• BRIEF: Find each line holding "spárovaných" and copy it out.

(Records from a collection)

============================================================

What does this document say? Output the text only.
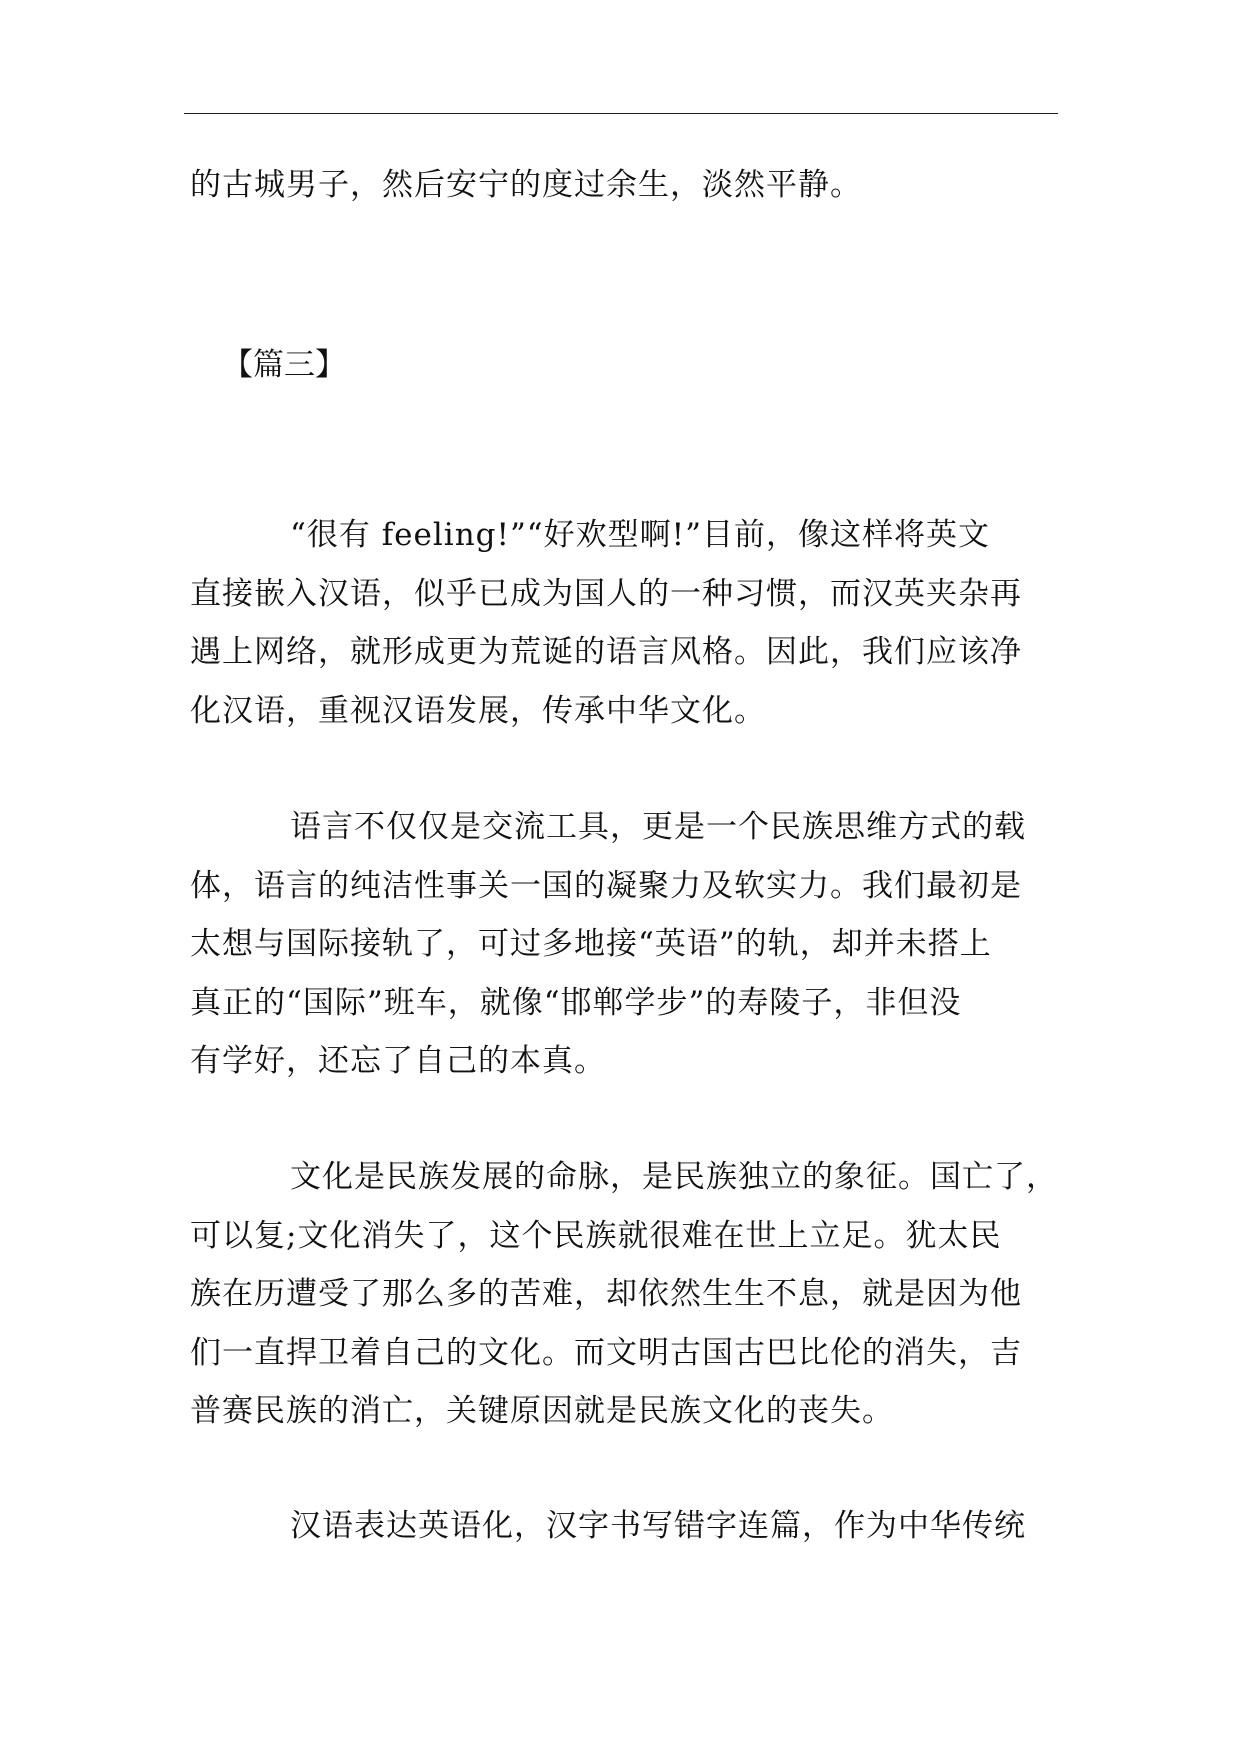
的古城男子，然后安宁的度过余生，淡然平静。
【篇三】
“很有 feeling!”“好欢型啊!”目前，像这样将英文
直接嵌入汉语，似乎已成为国人的一种习惯，而汉英夹杂再
遇上网络，就形成更为荒诞的语言风格。因此，我们应该净
化汉语，重视汉语发展，传承中华文化。
语言不仅仅是交流工具，更是一个民族思维方式的载
体，语言的纯洁性事关一国的凝聚力及软实力。我们最初是
太想与国际接轨了，可过多地接“英语”的轨，却并未搭上
真正的“国际”班车，就像“邯郸学步”的寿陵子，非但没
有学好，还忘了自己的本真。
文化是民族发展的命脉，是民族独立的象征。国亡了，
可以复;文化消失了，这个民族就很难在世上立足。犹太民
族在历遭受了那么多的苦难，却依然生生不息，就是因为他
们一直捍卫着自己的文化。而文明古国古巴比伦的消失，吉
普赛民族的消亡，关键原因就是民族文化的丧失。
汉语表达英语化，汉字书写错字连篇，作为中华传统
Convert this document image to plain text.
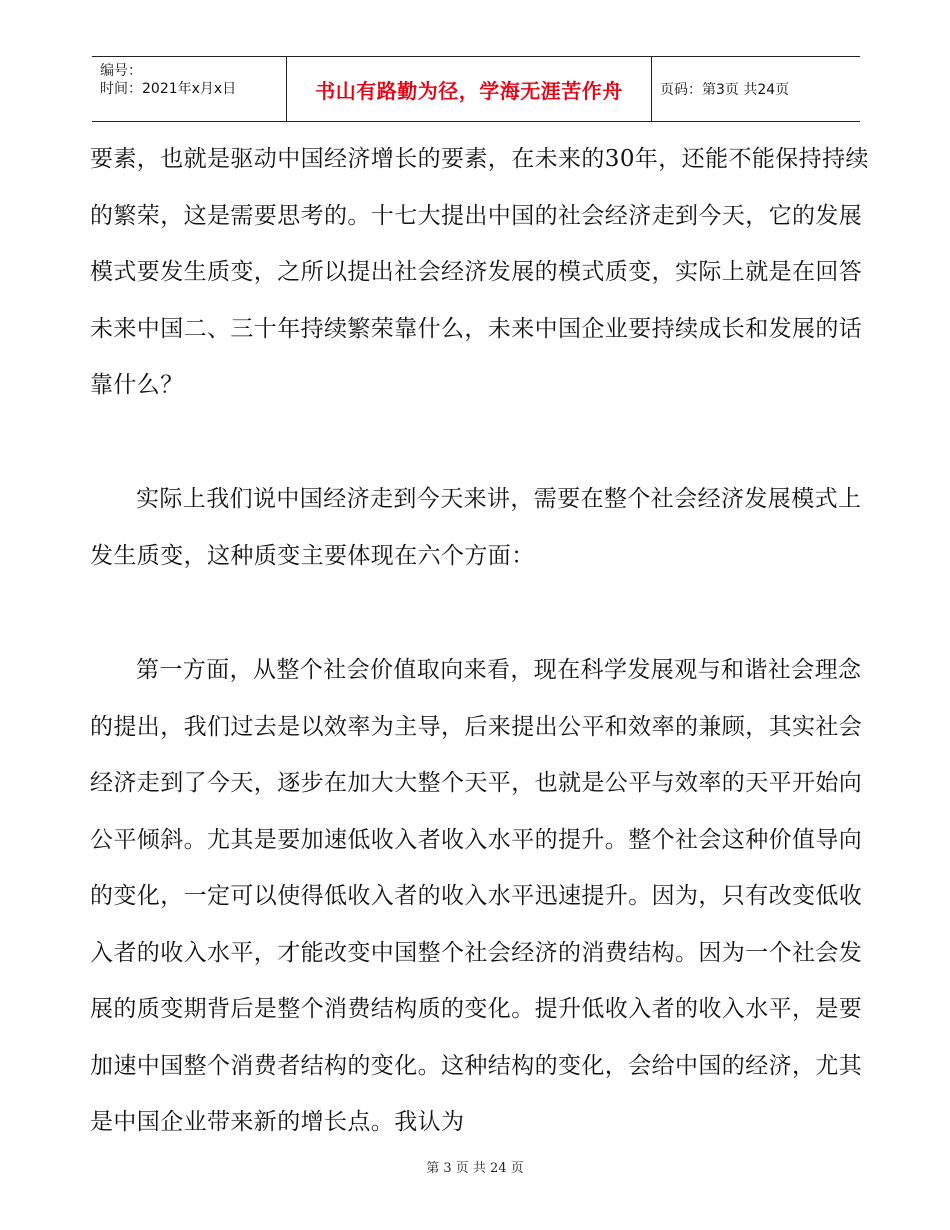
编号：
时间：2021年x月x日	书山有路勤为径，学海无涯苦作舟	页码：第3页 共24页

要素，也就是驱动中国经济增长的要素，在未来的30年，还能不能保持持续的繁荣，这是需要思考的。十七大提出中国的社会经济走到今天，它的发展模式要发生质变，之所以提出社会经济发展的模式质变，实际上就是在回答未来中国二、三十年持续繁荣靠什么，未来中国企业要持续成长和发展的话靠什么？

实际上我们说中国经济走到今天来讲，需要在整个社会经济发展模式上发生质变，这种质变主要体现在六个方面：

第一方面，从整个社会价值取向来看，现在科学发展观与和谐社会理念的提出，我们过去是以效率为主导，后来提出公平和效率的兼顾，其实社会经济走到了今天，逐步在加大大整个天平，也就是公平与效率的天平开始向公平倾斜。尤其是要加速低收入者收入水平的提升。整个社会这种价值导向的变化，一定可以使得低收入者的收入水平迅速提升。因为，只有改变低收入者的收入水平，才能改变中国整个社会经济的消费结构。因为一个社会发展的质变期背后是整个消费结构质的变化。提升低收入者的收入水平，是要加速中国整个消费者结构的变化。这种结构的变化，会给中国的经济，尤其是中国企业带来新的增长点。我认为

第 3 页 共 24 页
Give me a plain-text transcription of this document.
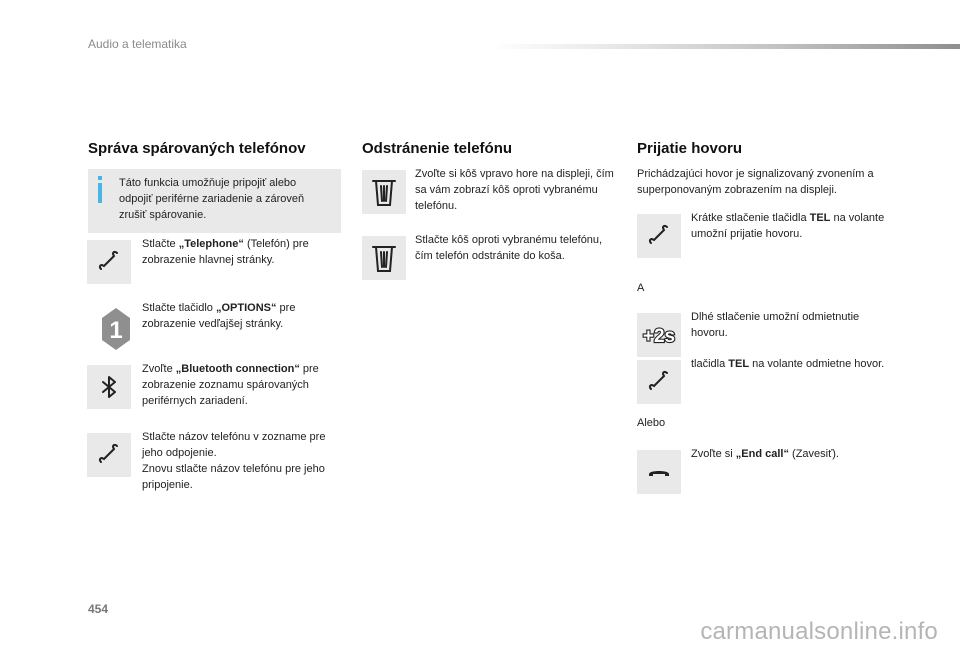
Audio a telematika
Správa spárovaných telefónov
Táto funkcia umožňuje pripojiť alebo odpojiť periférne zariadenie a zároveň zrušiť spárovanie.
Stlačte „Telephone“ (Telefón) pre zobrazenie hlavnej stránky.
1
Stlačte tlačidlo „OPTIONS“ pre zobrazenie vedľajšej stránky.
Zvoľte „Bluetooth connection“ pre zobrazenie zoznamu spárovaných periférnych zariadení.
Stlačte názov telefónu v zozname pre jeho odpojenie.
Znovu stlačte názov telefónu pre jeho pripojenie.
Odstránenie telefónu
Zvoľte si kôš vpravo hore na displeji, čím sa vám zobrazí kôš oproti vybranému telefónu.
Stlačte kôš oproti vybranému telefónu, čím telefón odstránite do koša.
Prijatie hovoru
Prichádzajúci hovor je signalizovaný zvonením a superponovaným zobrazením na displeji.
Krátke stlačenie tlačidla TEL na volante umožní prijatie hovoru.
A
+2s
Dlhé stlačenie umožní odmietnutie hovoru.
tlačidla TEL na volante odmietne hovor.
Alebo
Zvoľte si „End call“ (Zavesiť).
454
carmanualsonline.info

============================================================

• OUTPUT:
Správa spárovaných telefónov
Zvoľte „Bluetooth connection“ pre zobrazenie zoznamu spárovaných periférnych zariadení.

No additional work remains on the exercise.